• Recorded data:

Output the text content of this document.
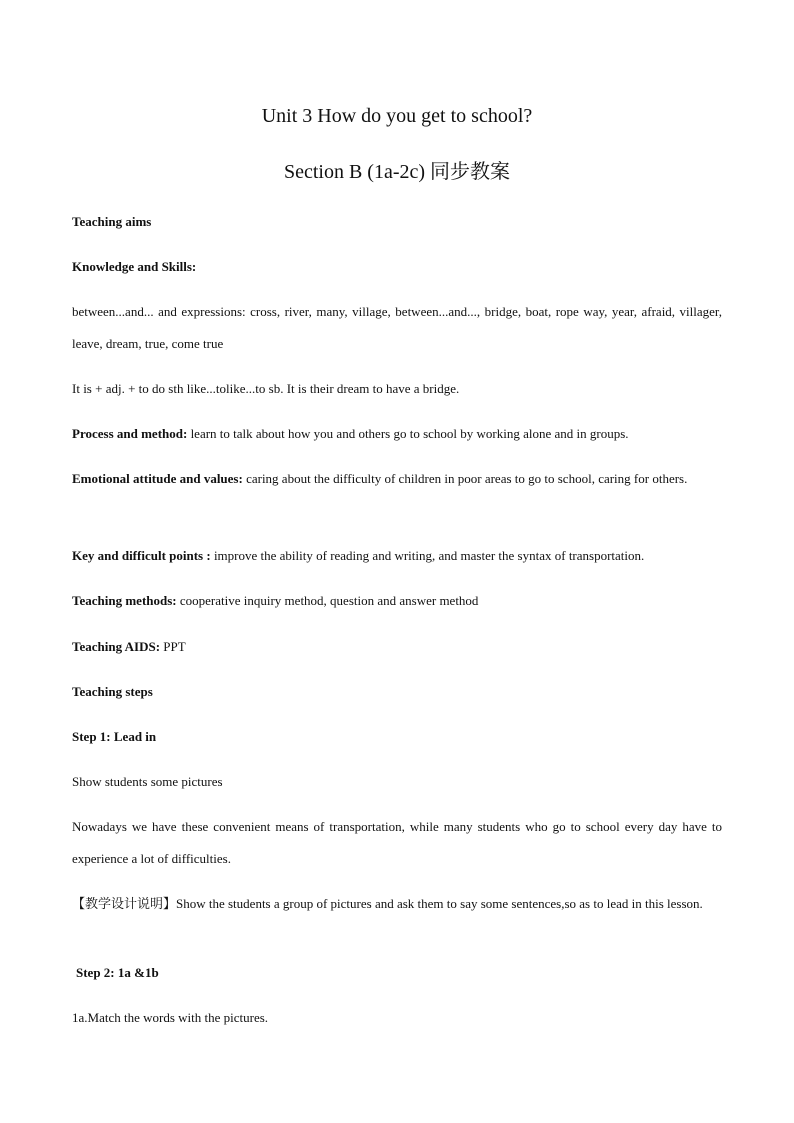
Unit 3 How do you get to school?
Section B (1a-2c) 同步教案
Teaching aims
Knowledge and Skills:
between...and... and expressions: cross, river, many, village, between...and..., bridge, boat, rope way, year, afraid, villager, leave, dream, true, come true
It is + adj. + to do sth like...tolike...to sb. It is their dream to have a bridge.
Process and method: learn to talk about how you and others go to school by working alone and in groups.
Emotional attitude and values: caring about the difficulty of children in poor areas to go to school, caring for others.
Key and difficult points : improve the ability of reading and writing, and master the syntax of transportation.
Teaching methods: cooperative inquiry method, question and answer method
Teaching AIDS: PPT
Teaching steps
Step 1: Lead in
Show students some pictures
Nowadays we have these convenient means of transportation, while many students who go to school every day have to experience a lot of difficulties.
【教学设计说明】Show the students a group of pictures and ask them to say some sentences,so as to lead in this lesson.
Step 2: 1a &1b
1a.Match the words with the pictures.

==

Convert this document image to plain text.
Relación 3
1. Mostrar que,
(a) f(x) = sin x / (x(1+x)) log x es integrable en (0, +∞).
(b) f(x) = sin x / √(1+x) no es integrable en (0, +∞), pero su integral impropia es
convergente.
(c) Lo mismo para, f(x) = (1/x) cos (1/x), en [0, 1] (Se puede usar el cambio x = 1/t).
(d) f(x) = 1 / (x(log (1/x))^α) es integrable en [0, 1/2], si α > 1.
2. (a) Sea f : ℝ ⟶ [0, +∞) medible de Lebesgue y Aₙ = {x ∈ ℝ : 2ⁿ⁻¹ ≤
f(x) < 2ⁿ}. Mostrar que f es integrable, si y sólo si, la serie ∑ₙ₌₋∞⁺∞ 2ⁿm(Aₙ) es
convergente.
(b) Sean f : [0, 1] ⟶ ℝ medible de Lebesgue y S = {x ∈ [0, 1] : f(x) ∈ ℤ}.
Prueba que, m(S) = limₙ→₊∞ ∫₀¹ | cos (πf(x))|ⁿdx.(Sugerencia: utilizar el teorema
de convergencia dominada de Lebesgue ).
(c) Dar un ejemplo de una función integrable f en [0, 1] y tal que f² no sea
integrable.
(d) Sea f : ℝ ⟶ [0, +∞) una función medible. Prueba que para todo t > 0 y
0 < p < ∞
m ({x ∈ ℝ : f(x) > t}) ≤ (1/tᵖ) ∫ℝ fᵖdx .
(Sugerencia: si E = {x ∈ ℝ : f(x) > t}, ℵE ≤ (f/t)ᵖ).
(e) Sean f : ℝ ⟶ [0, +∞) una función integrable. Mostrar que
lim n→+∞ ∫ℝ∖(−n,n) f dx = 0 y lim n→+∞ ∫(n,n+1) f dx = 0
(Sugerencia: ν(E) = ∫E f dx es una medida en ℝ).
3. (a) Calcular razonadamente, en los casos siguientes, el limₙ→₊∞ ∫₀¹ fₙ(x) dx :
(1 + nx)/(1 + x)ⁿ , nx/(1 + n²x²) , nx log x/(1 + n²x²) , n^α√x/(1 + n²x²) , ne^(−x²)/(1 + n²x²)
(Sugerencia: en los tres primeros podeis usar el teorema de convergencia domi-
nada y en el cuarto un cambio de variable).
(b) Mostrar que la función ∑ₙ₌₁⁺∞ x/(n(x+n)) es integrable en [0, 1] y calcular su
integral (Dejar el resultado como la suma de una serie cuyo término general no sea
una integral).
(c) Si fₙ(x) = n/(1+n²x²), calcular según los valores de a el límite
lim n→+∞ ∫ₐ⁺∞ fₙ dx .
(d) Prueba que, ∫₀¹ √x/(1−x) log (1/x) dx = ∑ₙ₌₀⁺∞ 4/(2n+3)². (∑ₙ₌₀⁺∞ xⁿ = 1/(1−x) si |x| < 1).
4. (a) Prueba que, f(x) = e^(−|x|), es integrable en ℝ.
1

• TASK DESCRIPTION:
Tally the lines in this data that hold the word "función" and state only the count.

• FULL ANSWER:
4